Records that describe figures:

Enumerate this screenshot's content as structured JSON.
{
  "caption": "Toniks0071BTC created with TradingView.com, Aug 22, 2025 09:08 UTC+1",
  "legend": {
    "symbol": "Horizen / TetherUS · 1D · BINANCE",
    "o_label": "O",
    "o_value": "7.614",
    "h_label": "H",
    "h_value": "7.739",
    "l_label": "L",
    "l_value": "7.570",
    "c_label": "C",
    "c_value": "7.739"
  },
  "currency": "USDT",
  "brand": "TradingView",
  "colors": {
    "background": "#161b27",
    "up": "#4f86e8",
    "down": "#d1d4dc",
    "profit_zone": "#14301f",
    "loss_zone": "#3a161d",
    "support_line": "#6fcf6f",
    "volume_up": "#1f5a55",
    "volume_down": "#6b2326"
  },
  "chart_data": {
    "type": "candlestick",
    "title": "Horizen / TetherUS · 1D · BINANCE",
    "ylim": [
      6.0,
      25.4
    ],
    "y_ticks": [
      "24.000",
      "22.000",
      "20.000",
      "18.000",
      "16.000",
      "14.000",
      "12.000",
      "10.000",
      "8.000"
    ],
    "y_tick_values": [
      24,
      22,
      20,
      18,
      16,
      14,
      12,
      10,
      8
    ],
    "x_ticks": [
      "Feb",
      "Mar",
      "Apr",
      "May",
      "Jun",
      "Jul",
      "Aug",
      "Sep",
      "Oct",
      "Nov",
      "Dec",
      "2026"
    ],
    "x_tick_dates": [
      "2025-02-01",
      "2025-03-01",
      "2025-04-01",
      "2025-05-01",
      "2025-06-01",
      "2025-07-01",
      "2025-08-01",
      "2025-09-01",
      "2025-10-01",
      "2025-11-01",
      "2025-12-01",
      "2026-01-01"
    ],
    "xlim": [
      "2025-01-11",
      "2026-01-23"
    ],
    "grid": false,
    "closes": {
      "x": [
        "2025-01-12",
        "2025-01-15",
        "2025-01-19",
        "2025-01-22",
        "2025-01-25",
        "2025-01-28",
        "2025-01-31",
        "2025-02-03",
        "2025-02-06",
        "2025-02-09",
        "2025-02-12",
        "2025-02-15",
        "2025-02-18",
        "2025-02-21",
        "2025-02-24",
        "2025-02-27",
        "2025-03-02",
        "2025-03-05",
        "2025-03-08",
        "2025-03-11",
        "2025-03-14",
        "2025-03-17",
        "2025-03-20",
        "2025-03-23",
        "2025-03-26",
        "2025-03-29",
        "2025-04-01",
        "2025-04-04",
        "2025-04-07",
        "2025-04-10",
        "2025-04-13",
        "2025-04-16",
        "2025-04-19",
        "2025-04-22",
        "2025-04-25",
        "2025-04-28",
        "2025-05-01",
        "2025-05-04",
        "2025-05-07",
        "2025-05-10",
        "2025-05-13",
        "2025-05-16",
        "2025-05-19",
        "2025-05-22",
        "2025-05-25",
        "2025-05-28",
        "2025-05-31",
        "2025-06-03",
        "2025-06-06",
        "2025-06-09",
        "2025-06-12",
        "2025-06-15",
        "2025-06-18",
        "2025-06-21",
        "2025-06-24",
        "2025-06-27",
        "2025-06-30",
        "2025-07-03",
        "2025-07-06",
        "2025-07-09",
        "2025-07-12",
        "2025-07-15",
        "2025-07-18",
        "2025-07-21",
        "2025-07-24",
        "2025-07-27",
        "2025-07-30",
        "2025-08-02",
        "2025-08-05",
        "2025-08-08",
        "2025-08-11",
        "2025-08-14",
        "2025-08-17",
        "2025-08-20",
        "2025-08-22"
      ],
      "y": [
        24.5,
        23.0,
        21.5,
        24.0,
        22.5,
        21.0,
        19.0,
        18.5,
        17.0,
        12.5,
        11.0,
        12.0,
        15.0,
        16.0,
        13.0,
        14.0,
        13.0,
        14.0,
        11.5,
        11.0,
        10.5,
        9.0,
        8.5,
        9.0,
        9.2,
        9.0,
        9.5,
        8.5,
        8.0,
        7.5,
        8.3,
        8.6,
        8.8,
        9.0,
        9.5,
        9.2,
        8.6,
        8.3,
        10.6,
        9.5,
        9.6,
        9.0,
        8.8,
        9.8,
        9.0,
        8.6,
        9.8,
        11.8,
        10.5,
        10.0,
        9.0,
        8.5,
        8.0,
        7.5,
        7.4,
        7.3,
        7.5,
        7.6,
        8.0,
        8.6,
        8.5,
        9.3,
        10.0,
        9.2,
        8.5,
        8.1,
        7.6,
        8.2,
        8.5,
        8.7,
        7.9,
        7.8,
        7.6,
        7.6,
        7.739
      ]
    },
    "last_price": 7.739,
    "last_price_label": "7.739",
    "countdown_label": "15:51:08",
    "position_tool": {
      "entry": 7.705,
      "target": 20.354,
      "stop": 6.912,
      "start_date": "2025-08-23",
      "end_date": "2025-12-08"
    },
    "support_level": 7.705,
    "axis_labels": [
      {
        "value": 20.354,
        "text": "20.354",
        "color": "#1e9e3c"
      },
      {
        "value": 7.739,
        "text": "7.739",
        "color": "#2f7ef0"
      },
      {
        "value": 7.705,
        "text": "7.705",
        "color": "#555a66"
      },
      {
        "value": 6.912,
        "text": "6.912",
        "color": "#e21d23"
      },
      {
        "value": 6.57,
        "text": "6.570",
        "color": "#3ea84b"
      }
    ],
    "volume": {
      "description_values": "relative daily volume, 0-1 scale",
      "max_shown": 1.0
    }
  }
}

STATED GOAL: Return each line in the records that holds the string "TetherUS".

COMPLETE OUTPUT:
    "symbol": "Horizen / TetherUS · 1D · BINANCE",
    "title": "Horizen / TetherUS · 1D · BINANCE",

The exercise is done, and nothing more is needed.